The records that follow need to be output exactly as they are.

■ ■ ■ ■

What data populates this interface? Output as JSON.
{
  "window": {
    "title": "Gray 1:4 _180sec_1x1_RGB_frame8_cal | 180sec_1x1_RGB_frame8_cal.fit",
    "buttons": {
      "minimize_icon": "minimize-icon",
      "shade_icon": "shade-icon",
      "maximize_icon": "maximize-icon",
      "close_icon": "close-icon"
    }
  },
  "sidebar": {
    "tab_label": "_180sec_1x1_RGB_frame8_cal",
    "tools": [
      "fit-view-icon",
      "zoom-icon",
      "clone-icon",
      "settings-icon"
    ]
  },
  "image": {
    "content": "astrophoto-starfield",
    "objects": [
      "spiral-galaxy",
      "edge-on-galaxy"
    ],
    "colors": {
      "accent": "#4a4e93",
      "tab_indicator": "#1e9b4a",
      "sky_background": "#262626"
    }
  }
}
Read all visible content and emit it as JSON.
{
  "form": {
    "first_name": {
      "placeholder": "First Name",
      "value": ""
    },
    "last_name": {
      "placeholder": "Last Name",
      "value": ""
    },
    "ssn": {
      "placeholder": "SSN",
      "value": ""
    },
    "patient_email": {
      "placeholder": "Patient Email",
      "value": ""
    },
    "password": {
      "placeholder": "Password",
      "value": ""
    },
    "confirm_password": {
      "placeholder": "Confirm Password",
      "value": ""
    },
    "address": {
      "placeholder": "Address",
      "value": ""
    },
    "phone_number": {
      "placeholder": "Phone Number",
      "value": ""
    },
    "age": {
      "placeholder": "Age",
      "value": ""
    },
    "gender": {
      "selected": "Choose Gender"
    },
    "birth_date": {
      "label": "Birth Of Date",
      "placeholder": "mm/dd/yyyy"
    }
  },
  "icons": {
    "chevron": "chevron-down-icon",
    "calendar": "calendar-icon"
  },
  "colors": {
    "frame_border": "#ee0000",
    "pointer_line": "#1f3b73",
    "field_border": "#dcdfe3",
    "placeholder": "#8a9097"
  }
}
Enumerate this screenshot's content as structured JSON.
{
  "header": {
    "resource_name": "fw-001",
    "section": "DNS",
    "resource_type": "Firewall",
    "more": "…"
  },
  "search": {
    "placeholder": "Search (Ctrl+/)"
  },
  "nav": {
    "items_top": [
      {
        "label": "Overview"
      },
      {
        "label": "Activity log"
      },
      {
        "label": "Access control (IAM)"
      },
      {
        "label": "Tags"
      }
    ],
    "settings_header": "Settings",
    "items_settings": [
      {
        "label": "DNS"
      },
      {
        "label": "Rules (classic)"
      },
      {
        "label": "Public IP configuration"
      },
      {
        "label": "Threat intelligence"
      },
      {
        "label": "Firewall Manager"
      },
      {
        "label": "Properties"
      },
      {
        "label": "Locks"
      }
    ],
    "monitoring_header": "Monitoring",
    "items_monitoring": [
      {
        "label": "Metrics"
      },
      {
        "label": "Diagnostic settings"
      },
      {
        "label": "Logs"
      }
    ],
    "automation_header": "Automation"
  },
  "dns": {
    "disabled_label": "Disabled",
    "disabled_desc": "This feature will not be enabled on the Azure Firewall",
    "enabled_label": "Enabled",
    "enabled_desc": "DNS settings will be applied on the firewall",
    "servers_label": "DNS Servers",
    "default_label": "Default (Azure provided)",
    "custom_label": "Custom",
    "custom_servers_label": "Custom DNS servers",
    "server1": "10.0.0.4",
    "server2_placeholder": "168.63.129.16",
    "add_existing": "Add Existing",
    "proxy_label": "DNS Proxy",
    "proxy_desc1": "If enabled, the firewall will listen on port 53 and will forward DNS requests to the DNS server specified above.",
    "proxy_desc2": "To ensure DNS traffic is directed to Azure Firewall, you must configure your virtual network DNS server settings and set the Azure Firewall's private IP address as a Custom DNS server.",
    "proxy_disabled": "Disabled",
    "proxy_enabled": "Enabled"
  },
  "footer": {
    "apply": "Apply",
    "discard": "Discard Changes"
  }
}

■ ■ ■ ■

Output:
What data populates this interface? Output as JSON.
{
  "window": {
    "title": "Gray 1:4 _180sec_1x1_RGB_frame8_cal | 180sec_1x1_RGB_frame8_cal.fit",
    "buttons": {
      "minimize_icon": "minimize-icon",
      "shade_icon": "shade-icon",
      "maximize_icon": "maximize-icon",
      "close_icon": "close-icon"
    }
  },
  "sidebar": {
    "tab_label": "_180sec_1x1_RGB_frame8_cal",
    "tools": [
      "fit-view-icon",
      "zoom-icon",
      "clone-icon",
      "settings-icon"
    ]
  },
  "image": {
    "content": "astrophoto-starfield",
    "objects": [
      "spiral-galaxy",
      "edge-on-galaxy"
    ],
    "colors": {
      "accent": "#4a4e93",
      "tab_indicator": "#1e9b4a",
      "sky_background": "#262626"
    }
  }
}
Read all visible content and emit it as JSON.
{
  "form": {
    "first_name": {
      "placeholder": "First Name",
      "value": ""
    },
    "last_name": {
      "placeholder": "Last Name",
      "value": ""
    },
    "ssn": {
      "placeholder": "SSN",
      "value": ""
    },
    "patient_email": {
      "placeholder": "Patient Email",
      "value": ""
    },
    "password": {
      "placeholder": "Password",
      "value": ""
    },
    "confirm_password": {
      "placeholder": "Confirm Password",
      "value": ""
    },
    "address": {
      "placeholder": "Address",
      "value": ""
    },
    "phone_number": {
      "placeholder": "Phone Number",
      "value": ""
    },
    "age": {
      "placeholder": "Age",
      "value": ""
    },
    "gender": {
      "selected": "Choose Gender"
    },
    "birth_date": {
      "label": "Birth Of Date",
      "placeholder": "mm/dd/yyyy"
    }
  },
  "icons": {
    "chevron": "chevron-down-icon",
    "calendar": "calendar-icon"
  },
  "colors": {
    "frame_border": "#ee0000",
    "pointer_line": "#1f3b73",
    "field_border": "#dcdfe3",
    "placeholder": "#8a9097"
  }
}
Enumerate this screenshot's content as structured JSON.
{
  "header": {
    "resource_name": "fw-001",
    "section": "DNS",
    "resource_type": "Firewall",
    "more": "…"
  },
  "search": {
    "placeholder": "Search (Ctrl+/)"
  },
  "nav": {
    "items_top": [
      {
        "label": "Overview"
      },
      {
        "label": "Activity log"
      },
      {
        "label": "Access control (IAM)"
      },
      {
        "label": "Tags"
      }
    ],
    "settings_header": "Settings",
    "items_settings": [
      {
        "label": "DNS"
      },
      {
        "label": "Rules (classic)"
      },
      {
        "label": "Public IP configuration"
      },
      {
        "label": "Threat intelligence"
      },
      {
        "label": "Firewall Manager"
      },
      {
        "label": "Properties"
      },
      {
        "label": "Locks"
      }
    ],
    "monitoring_header": "Monitoring",
    "items_monitoring": [
      {
        "label": "Metrics"
      },
      {
        "label": "Diagnostic settings"
      },
      {
        "label": "Logs"
      }
    ],
    "automation_header": "Automation"
  },
  "dns": {
    "disabled_label": "Disabled",
    "disabled_desc": "This feature will not be enabled on the Azure Firewall",
    "enabled_label": "Enabled",
    "enabled_desc": "DNS settings will be applied on the firewall",
    "servers_label": "DNS Servers",
    "default_label": "Default (Azure provided)",
    "custom_label": "Custom",
    "custom_servers_label": "Custom DNS servers",
    "server1": "10.0.0.4",
    "server2_placeholder": "168.63.129.16",
    "add_existing": "Add Existing",
    "proxy_label": "DNS Proxy",
    "proxy_desc1": "If enabled, the firewall will listen on port 53 and will forward DNS requests to the DNS server specified above.",
    "proxy_desc2": "To ensure DNS traffic is directed to Azure Firewall, you must configure your virtual network DNS server settings and set the Azure Firewall's private IP address as a Custom DNS server.",
    "proxy_disabled": "Disabled",
    "proxy_enabled": "Enabled"
  },
  "footer": {
    "apply": "Apply",
    "discard": "Discard Changes"
  }
}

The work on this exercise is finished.